--- Dataset items ---
- - - -

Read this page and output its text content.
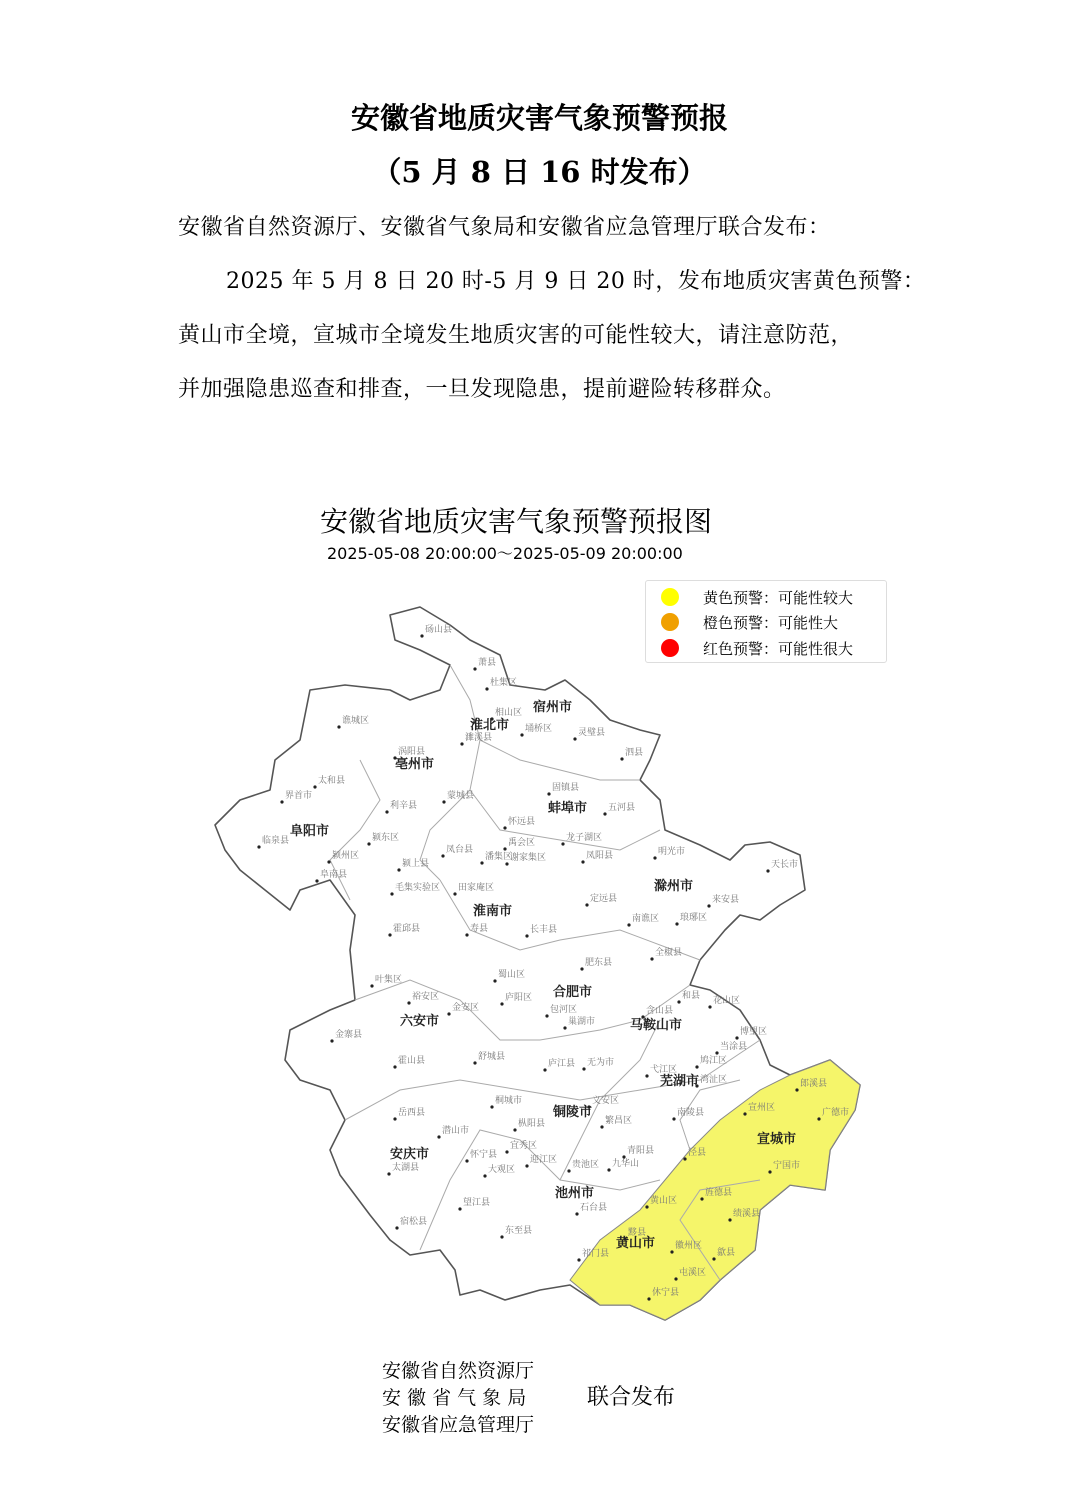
安徽省地质灾害气象预警预报
（5 月 8 日 16 时发布）
安徽省自然资源厅、安徽省气象局和安徽省应急管理厅联合发布：
2025 年 5 月 8 日 20 时-5 月 9 日 20 时，发布地质灾害黄色预警：
黄山市全境，宣城市全境发生地质灾害的可能性较大，请注意防范，
并加强隐患巡查和排查，一旦发现隐患，提前避险转移群众。
砀山县
萧县
杜集区
相山区
濉溪县
埇桥区	灵璧县
泗县
谯城区
涡阳县
太和县
利辛县
蒙城县
界首市
临泉县
颍州区
颍东区
颍上县
阜南县
固镇县
五河县
怀远县
禹会区	龙子湖区
凤阳县	明光市
天长市
凤台县
潘集区
谢家集区
毛集实验区 田家庵区
定远县
南谯区 琅琊区
来安县
寿县	长丰县
全椒县
霍邱县
肥东县
叶集区
裕安区
金安区
蜀山区
庐阳区
包河区
巢湖市
含山县
和县 花山区
博望区
当涂县
金寨县
霍山县	舒城县
庐江县 无为市
弋江区
鸠江区
湾沚区	郎溪县
广德市
南陵县	宣州区
岳西县
桐城市
枞阳县
义安区
繁昌区
潜山市
怀宁县
宜秀区
大观区
迎江区 贵池区 九华山
青阳县	泾县
宁国市
太湖县
望江县
宿松县
东至县
石台县
旌德县
绩溪县
黄山区
黟县
祁门县
徽州区
歙县
屯溪区
休宁县
宿州市
淮北市
亳州市
阜阳市
蚌埠市
淮南市
滁州市
六安市
合肥市
马鞍山市
芜湖市
宣城市
铜陵市
安庆市
池州市
黄山市
安徽省地质灾害气象预警预报图
2025-05-08 20:00:00～2025-05-09 20:00:00
黄色预警：可能性较大
橙色预警：可能性大
红色预警：可能性很大
安徽省自然资源厅
安 徽 省 气 象 局
安徽省应急管理厅
联合发布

- - - -

Transcribe each entry precisely as given, leaving the pictures out.

--- RESULT BELOW ---
Read this page and output its text content.
安徽省地质灾害气象预警预报
（5 月 8 日 16 时发布）
安徽省自然资源厅、安徽省气象局和安徽省应急管理厅联合发布：
2025 年 5 月 8 日 20 时-5 月 9 日 20 时，发布地质灾害黄色预警：
黄山市全境，宣城市全境发生地质灾害的可能性较大，请注意防范，
并加强隐患巡查和排查，一旦发现隐患，提前避险转移群众。
砀山县
萧县
杜集区
相山区
濉溪县
埇桥区	灵璧县
泗县
谯城区
涡阳县
太和县
利辛县
蒙城县
界首市
临泉县
颍州区
颍东区
颍上县
阜南县
固镇县
五河县
怀远县
禹会区	龙子湖区
凤阳县	明光市
天长市
凤台县
潘集区
谢家集区
毛集实验区 田家庵区
定远县
南谯区 琅琊区
来安县
寿县	长丰县
全椒县
霍邱县
肥东县
叶集区
裕安区
金安区
蜀山区
庐阳区
包河区
巢湖市
含山县
和县 花山区
博望区
当涂县
金寨县
霍山县	舒城县
庐江县 无为市
弋江区
鸠江区
湾沚区	郎溪县
广德市
南陵县	宣州区
岳西县
桐城市
枞阳县
义安区
繁昌区
潜山市
怀宁县
宜秀区
大观区
迎江区 贵池区 九华山
青阳县	泾县
宁国市
太湖县
望江县
宿松县
东至县
石台县
旌德县
绩溪县
黄山区
黟县
祁门县
徽州区
歙县
屯溪区
休宁县
宿州市
淮北市
亳州市
阜阳市
蚌埠市
淮南市
滁州市
六安市
合肥市
马鞍山市
芜湖市
宣城市
铜陵市
安庆市
池州市
黄山市
安徽省地质灾害气象预警预报图
2025-05-08 20:00:00～2025-05-09 20:00:00
黄色预警：可能性较大
橙色预警：可能性大
红色预警：可能性很大
安徽省自然资源厅
安 徽 省 气 象 局
安徽省应急管理厅
联合发布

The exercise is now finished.